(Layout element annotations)

+++++

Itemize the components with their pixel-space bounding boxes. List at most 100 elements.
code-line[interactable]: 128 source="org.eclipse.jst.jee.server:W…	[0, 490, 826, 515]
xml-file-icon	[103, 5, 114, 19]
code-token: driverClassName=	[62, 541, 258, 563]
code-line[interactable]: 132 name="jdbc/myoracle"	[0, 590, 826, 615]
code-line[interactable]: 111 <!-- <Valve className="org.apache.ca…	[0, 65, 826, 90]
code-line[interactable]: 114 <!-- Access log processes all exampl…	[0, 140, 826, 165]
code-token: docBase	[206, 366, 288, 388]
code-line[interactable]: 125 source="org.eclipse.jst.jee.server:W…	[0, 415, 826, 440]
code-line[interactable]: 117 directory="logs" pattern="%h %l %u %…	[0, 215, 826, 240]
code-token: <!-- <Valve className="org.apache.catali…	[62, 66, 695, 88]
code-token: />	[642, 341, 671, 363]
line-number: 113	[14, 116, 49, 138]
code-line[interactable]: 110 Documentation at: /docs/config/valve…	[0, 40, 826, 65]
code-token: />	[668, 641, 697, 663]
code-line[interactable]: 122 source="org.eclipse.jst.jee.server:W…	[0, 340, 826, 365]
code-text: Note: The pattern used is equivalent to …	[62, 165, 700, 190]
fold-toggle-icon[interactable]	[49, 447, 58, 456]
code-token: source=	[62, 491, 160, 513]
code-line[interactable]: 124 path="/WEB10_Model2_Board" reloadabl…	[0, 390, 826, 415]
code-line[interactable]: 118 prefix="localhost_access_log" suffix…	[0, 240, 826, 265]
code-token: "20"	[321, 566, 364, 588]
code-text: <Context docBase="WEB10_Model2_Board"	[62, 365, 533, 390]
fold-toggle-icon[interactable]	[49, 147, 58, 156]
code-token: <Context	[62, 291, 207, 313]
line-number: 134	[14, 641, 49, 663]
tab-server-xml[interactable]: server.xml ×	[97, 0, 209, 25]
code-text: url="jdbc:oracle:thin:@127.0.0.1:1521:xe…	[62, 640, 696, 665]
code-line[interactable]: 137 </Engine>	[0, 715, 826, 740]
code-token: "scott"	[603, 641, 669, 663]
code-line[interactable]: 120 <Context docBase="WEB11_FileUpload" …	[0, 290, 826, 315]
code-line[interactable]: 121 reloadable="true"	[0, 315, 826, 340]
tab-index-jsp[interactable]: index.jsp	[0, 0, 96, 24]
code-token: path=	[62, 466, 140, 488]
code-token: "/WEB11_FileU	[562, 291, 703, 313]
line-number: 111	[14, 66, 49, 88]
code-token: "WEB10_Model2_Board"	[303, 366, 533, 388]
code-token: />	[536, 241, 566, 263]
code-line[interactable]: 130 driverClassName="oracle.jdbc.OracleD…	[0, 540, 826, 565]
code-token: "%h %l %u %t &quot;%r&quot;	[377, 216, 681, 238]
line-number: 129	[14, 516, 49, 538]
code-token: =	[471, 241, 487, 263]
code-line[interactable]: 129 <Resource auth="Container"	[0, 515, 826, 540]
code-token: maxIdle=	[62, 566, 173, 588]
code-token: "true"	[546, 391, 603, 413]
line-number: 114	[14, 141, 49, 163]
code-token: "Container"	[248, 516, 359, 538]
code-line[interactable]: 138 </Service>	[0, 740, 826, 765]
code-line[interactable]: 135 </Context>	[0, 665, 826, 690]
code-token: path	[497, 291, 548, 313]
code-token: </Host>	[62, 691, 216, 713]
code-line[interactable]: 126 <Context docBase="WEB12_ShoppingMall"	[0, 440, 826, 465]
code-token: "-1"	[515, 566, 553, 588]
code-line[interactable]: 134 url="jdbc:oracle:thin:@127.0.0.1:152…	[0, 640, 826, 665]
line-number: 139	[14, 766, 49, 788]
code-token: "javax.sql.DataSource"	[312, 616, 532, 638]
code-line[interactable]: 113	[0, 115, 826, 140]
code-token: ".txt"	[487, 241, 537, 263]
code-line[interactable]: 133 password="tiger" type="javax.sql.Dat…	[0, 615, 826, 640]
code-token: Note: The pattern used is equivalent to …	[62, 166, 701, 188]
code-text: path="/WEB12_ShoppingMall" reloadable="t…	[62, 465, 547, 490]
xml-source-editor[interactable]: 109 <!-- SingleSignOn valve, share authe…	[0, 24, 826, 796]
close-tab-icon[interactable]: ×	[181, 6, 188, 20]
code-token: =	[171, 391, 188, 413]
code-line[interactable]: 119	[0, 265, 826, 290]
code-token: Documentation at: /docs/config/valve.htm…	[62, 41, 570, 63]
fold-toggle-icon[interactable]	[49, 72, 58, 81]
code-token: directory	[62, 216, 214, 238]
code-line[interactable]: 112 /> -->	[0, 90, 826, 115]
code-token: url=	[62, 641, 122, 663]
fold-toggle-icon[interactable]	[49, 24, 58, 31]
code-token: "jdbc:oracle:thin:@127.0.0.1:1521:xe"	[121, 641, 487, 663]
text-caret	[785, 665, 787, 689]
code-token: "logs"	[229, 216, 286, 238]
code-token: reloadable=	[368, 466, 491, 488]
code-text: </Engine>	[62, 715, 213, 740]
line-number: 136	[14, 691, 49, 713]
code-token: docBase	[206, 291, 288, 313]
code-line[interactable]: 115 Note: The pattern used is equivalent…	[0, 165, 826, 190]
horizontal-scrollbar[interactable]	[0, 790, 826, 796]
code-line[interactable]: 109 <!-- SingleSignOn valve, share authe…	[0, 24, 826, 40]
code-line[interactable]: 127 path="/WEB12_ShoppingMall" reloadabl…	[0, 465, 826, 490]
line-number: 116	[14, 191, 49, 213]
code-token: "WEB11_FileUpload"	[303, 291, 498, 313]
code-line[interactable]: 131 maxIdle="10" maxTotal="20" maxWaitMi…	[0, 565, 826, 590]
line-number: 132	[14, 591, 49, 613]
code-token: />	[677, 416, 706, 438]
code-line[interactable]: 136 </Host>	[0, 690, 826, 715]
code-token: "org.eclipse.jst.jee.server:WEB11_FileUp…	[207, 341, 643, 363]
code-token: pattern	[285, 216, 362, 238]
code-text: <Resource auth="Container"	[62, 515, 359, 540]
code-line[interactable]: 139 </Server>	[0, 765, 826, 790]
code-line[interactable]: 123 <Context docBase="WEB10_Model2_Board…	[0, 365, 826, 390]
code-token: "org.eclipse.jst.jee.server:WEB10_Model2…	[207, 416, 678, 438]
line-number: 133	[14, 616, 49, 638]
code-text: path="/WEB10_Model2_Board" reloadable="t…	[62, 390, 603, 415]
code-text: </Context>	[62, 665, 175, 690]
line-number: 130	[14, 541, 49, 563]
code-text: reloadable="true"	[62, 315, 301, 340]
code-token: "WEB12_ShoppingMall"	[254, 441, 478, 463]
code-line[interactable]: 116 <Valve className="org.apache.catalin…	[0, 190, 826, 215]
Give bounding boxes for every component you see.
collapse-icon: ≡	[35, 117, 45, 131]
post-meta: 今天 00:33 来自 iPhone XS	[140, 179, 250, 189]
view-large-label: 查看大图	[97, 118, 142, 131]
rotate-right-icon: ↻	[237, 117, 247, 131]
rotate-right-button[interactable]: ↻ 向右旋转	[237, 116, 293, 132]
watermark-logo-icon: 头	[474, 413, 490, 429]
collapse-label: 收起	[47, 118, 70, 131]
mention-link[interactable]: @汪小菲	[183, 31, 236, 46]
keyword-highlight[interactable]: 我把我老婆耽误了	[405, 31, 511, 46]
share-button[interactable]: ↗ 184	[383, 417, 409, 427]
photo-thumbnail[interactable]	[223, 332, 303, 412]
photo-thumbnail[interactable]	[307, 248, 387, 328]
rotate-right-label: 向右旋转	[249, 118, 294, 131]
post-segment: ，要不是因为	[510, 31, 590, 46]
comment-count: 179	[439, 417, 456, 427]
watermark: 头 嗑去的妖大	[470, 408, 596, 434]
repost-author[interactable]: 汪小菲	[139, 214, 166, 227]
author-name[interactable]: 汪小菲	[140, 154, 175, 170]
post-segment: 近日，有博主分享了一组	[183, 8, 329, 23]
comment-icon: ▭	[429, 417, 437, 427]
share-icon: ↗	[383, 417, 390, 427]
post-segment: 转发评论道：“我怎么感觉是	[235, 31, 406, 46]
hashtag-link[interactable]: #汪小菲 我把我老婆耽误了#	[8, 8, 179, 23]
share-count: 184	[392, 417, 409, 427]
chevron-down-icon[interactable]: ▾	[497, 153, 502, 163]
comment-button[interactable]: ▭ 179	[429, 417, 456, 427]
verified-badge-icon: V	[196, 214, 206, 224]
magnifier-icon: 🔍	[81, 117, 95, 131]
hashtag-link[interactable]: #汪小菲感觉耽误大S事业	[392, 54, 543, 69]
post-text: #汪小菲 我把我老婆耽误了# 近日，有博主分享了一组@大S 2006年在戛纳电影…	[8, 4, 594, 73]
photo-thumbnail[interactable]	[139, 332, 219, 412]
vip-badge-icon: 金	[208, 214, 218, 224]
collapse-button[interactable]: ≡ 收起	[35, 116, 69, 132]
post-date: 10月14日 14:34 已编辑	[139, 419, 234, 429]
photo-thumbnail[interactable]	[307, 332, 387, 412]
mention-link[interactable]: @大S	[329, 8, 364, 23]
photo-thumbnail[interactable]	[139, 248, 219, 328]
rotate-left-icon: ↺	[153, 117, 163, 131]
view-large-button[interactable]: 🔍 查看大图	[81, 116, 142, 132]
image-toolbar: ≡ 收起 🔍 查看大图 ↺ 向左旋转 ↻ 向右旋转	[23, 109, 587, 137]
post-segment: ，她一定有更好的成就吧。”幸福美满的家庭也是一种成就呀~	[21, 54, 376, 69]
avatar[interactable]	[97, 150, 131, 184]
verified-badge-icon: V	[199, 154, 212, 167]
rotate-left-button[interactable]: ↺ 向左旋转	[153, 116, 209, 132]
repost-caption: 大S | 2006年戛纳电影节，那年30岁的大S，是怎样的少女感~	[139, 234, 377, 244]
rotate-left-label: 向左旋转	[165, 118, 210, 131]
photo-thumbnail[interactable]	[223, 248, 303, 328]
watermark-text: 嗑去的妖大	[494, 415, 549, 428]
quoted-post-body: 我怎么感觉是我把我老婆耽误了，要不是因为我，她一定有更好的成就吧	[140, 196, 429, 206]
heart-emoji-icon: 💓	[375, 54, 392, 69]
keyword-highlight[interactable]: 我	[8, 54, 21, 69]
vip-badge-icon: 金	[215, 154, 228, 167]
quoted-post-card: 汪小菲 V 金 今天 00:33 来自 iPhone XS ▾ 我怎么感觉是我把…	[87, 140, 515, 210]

+++++

SHORT TASK >>
Revise the material starting at its very beginning and ending at the line that contains "541, 258, 563]", replacing "components" with "interface items" and leaving everything else unchanged.

TASK RESPONSE >>
Itemize the interface items with their pixel-space bounding boxes. List at most 100 elements.
code-line[interactable]: 128 source="org.eclipse.jst.jee.server:W…	[0, 490, 826, 515]
xml-file-icon	[103, 5, 114, 19]
code-token: driverClassName=	[62, 541, 258, 563]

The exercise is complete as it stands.